• [抜粋文]:
╔══

先日、米国の下院司法委員会で「The Southern Poverty Law Center: Manufacturing Hate(南部貧困法律センター:憎悪の製造)」という刺激的なタイトルの公聴会が開かれました。このテーマの政治的な背景は我々の現場から遠いものですが、「製造(Manufacturing)」という言葉が、製品という有形物ではない「憎悪」という無形の概念に対して使われている点は、製造業に携わる我々にとって示唆に富んでいます。
きっかけとなった米国での議論
元となったのは、米国における特定の団体(SPLC)の活動を「憎悪を製造している」と批判的に検証する公聴会の名称です。本稿では、この公聴会の政治的な内容や是非について論じることは目的ではありません。むしろ、製造業の根幹をなす「製造」という言葉が、本来の文脈を離れて、ある種の社会的・文化的な現象を生み出すプロセスを指す言葉として使われた点に着目したいと思います。この比喩的な表現は、我々が日々向き合っている「製造」という行為の本質を、改めて問い直すきっかけを与えてくれます。

╚══

• [課題]:
抜粋文の「きっかけとなった米国での議論」から「すきっかけを与えてくれます。」に至るまでのすべてを、一字も変えずに書き写してください。

• [演習データ]:
╔══

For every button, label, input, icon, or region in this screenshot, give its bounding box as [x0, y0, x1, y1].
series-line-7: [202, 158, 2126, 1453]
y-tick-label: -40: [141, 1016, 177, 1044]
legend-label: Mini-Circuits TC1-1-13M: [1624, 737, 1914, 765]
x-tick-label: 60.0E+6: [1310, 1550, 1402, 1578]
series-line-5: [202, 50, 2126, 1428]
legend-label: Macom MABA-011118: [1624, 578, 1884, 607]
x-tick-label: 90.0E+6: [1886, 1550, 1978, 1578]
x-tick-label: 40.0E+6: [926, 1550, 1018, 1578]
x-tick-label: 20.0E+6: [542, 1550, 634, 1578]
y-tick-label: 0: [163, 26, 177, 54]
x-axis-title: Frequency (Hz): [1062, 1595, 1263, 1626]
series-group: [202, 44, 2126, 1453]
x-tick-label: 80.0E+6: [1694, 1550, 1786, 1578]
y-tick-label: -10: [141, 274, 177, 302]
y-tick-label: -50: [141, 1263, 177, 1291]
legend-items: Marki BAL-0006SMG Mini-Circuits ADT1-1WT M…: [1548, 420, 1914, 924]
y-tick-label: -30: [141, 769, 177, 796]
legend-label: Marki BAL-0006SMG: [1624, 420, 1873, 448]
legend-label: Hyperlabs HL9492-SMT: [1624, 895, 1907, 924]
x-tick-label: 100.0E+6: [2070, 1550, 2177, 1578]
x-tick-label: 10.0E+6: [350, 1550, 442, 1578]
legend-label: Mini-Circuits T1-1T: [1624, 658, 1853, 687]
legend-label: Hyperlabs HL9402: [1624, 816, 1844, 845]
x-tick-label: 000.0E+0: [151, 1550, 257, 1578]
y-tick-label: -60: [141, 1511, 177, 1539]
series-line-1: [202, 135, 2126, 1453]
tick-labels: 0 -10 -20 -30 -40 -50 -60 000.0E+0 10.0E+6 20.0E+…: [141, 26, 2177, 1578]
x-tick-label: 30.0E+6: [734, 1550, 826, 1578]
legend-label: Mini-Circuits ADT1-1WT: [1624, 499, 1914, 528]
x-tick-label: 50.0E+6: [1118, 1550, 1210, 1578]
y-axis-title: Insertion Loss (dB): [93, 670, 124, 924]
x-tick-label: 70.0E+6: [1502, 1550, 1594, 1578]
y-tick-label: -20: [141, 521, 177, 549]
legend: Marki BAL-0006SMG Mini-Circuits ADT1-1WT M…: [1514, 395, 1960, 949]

╚══

• [解答]:
きっかけとなった米国での議論
元となったのは、米国における特定の団体(SPLC)の活動を「憎悪を製造している」と批判的に検証する公聴会の名称です。本稿では、この公聴会の政治的な内容や是非について論じることは目的ではありません。むしろ、製造業の根幹をなす「製造」という言葉が、本来の文脈を離れて、ある種の社会的・文化的な現象を生み出すプロセスを指す言葉として使われた点に着目したいと思います。この比喩的な表現は、我々が日々向き合っている「製造」という行為の本質を、改めて問い直すきっかけを与えてくれます。